* _Work to be completed_
For the entries below, report every line that includes the word "annotation".
(Beginning of Record extracts)
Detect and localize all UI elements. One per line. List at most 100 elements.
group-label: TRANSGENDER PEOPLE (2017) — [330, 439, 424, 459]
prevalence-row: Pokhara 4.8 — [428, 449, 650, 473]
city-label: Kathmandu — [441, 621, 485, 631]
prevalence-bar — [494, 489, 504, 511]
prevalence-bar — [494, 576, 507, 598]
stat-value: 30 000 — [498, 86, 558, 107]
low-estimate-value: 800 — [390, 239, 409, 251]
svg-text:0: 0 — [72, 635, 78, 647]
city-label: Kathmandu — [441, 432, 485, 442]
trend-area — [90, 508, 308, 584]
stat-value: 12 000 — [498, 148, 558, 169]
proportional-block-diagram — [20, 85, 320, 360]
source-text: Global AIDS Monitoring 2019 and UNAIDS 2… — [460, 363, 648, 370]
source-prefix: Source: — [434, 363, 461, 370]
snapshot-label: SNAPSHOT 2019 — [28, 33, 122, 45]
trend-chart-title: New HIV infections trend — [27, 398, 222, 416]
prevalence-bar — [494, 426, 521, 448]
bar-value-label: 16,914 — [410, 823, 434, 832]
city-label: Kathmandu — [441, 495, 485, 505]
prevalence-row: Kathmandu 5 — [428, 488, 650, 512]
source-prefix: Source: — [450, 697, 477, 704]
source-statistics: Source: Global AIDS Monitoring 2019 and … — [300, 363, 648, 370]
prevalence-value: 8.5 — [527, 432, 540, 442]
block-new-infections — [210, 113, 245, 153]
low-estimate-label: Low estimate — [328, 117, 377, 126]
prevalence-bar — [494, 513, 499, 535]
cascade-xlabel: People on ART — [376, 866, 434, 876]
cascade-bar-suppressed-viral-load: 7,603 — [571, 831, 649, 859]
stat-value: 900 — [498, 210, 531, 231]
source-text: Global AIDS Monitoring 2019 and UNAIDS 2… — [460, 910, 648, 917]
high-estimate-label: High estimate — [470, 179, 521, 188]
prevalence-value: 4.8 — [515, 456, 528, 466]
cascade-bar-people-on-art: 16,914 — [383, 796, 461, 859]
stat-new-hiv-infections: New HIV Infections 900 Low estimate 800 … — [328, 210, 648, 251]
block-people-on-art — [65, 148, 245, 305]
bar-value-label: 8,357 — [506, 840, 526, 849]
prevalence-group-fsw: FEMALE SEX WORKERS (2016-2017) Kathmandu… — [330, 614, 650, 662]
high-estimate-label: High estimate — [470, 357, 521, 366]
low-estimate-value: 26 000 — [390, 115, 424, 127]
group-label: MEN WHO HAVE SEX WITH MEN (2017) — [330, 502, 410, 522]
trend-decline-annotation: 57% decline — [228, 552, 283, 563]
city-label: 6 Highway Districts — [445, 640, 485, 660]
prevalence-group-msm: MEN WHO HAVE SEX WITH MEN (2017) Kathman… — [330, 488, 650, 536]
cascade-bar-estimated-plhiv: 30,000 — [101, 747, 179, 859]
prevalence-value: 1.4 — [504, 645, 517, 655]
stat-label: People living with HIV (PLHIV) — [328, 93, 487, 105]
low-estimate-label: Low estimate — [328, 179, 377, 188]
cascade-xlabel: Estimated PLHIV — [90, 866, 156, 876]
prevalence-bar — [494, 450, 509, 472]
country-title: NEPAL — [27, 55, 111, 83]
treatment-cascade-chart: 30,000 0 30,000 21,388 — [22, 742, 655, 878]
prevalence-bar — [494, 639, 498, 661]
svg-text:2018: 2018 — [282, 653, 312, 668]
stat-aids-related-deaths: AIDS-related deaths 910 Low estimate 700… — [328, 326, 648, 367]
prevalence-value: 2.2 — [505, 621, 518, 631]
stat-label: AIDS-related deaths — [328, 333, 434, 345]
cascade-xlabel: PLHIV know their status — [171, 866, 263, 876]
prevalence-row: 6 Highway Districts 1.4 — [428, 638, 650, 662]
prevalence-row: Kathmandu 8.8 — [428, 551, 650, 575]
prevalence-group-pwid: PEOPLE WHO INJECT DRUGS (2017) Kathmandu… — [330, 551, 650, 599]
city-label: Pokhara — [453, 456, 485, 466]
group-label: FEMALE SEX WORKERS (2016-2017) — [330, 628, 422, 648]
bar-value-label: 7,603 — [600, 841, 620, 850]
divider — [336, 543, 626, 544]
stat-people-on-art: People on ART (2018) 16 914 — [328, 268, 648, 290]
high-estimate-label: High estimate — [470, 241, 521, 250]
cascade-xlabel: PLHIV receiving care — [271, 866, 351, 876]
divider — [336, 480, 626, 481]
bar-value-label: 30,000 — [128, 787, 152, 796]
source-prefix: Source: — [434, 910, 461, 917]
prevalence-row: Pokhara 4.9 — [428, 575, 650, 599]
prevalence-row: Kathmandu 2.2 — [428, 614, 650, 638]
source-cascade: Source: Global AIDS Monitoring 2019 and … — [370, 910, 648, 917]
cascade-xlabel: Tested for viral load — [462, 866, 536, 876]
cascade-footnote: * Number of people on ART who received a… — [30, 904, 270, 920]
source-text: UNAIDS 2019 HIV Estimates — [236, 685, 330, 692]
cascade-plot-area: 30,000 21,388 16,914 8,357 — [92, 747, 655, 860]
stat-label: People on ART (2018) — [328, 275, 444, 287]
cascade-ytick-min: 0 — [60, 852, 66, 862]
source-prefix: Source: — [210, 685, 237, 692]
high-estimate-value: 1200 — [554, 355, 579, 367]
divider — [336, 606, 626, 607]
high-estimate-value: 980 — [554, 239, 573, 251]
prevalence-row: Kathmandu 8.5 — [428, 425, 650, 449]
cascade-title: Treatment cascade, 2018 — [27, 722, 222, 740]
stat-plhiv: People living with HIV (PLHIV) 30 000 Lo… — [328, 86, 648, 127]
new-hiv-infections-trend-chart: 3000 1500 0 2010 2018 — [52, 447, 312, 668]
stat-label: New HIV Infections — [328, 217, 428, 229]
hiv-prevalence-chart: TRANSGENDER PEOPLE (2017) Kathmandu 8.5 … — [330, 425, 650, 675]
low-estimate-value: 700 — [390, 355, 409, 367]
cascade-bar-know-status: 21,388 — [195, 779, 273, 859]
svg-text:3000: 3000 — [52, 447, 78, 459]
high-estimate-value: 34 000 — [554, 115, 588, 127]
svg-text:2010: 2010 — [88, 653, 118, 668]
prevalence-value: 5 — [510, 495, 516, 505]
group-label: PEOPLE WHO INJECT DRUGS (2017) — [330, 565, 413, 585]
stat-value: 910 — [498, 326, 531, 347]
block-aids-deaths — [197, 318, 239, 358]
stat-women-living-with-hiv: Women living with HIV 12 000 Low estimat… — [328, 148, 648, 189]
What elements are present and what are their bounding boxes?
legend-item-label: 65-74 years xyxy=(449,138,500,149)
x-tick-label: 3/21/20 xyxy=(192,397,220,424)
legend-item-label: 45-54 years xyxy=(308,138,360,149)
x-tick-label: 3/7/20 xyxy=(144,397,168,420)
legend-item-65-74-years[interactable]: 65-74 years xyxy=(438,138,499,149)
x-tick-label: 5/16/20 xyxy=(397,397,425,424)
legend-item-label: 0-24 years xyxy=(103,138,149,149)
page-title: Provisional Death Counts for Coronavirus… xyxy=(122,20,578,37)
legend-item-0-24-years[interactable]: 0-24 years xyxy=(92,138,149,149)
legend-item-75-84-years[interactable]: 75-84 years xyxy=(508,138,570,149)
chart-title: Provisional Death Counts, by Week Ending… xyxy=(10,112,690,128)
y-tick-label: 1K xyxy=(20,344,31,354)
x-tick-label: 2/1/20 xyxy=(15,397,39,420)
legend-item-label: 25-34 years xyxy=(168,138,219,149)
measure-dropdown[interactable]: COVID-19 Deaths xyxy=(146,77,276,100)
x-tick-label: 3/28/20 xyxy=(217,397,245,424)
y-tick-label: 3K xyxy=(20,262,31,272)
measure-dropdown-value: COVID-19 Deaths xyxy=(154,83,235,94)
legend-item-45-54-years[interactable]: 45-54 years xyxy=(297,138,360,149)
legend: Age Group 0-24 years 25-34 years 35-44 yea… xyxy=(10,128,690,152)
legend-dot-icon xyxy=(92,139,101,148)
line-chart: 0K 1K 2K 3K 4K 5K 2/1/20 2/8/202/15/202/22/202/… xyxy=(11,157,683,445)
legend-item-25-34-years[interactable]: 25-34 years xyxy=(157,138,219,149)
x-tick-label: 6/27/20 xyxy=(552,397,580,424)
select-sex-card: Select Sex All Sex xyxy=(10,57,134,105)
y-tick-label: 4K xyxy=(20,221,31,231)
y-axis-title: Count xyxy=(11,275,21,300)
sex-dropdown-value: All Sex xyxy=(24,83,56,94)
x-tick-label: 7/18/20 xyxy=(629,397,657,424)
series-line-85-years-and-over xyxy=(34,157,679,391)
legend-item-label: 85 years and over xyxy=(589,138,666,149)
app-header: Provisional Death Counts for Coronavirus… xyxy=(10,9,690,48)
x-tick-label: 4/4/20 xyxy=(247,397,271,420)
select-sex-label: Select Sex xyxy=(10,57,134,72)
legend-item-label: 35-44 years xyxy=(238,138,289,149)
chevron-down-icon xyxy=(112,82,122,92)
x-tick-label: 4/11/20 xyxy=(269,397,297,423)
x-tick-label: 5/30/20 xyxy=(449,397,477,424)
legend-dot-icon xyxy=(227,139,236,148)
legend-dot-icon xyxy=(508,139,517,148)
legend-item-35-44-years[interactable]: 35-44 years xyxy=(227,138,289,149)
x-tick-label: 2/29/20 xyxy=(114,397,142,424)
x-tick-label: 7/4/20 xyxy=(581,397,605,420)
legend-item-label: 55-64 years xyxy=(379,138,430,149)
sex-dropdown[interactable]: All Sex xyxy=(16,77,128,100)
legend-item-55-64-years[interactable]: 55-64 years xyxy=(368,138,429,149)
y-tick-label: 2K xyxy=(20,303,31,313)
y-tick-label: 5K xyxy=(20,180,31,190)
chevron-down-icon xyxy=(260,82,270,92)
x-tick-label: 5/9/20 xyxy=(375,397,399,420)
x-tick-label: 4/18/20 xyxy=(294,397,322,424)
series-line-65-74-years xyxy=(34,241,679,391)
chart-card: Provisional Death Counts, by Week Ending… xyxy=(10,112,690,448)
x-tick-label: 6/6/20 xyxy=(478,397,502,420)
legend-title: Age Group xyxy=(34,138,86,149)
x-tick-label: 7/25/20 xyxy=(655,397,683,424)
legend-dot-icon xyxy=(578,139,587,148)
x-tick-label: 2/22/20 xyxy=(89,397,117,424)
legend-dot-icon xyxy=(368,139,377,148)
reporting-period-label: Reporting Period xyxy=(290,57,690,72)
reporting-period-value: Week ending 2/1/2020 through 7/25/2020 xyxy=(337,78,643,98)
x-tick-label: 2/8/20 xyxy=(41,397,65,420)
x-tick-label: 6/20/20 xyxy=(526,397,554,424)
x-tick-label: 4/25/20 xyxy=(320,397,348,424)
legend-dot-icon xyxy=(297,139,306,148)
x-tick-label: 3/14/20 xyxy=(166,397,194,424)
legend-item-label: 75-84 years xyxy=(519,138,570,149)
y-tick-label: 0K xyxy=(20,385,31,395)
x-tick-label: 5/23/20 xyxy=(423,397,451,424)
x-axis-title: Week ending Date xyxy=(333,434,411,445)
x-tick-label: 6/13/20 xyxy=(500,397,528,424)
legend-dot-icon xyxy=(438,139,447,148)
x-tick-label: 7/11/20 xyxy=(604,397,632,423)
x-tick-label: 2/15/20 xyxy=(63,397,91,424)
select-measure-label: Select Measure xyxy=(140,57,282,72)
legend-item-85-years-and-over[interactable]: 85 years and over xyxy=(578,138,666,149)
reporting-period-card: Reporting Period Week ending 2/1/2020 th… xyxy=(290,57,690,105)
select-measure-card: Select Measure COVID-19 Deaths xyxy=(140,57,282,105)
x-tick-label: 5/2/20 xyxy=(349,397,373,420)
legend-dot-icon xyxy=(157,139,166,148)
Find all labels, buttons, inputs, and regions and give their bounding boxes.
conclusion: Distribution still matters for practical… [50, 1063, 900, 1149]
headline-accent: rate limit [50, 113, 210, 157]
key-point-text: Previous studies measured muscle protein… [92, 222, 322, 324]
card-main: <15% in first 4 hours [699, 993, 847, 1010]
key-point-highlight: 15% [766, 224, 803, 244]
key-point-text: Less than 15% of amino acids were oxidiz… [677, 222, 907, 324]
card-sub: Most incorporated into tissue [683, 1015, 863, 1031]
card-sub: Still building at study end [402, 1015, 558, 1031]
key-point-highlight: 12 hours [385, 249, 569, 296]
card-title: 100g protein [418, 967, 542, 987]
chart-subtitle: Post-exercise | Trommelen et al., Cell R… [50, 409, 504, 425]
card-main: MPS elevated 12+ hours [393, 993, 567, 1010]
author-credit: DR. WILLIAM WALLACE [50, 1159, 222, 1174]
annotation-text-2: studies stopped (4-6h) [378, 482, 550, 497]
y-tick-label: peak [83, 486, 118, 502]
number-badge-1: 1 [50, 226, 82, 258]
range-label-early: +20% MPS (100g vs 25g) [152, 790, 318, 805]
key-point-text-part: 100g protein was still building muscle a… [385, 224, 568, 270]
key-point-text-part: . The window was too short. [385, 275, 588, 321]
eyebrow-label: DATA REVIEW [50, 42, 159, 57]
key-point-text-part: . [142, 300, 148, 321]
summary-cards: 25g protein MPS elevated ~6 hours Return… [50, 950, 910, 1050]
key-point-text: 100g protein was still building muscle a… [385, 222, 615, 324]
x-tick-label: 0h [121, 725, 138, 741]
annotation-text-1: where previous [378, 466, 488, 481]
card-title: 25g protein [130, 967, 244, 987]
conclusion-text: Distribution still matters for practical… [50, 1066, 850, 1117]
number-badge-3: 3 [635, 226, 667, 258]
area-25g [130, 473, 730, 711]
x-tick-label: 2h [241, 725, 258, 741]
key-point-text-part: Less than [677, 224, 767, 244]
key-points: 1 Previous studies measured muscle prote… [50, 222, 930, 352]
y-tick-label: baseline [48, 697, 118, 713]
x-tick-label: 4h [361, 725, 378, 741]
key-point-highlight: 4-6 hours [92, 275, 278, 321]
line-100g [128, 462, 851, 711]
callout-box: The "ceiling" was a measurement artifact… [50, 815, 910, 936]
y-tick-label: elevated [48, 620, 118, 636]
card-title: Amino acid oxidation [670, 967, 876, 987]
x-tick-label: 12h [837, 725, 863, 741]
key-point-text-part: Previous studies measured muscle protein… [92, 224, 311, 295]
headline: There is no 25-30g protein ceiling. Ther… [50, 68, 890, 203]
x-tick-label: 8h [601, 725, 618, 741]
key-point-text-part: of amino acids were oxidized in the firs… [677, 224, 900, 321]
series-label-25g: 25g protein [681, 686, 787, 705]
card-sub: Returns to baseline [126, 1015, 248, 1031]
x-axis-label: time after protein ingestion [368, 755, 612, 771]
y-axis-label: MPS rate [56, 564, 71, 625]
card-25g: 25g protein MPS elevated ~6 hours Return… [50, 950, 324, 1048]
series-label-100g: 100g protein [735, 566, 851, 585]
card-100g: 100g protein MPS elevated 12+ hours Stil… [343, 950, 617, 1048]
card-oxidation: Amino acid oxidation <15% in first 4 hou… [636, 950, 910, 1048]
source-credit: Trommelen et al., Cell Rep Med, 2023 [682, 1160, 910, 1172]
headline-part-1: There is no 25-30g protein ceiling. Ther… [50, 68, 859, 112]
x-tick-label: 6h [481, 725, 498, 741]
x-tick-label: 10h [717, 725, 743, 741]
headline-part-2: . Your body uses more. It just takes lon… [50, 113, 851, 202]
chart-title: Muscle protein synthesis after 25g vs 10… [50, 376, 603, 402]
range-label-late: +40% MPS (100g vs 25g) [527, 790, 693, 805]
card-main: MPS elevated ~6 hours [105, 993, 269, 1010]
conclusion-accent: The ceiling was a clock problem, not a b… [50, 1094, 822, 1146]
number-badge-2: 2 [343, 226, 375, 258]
(End of Record extracts)
* _Result below_
trend-decline-annotation: 57% decline — [228, 552, 283, 563]
annotation-text-2: studies stopped (4-6h) [378, 482, 550, 497]
annotation-text-1: where previous [378, 466, 488, 481]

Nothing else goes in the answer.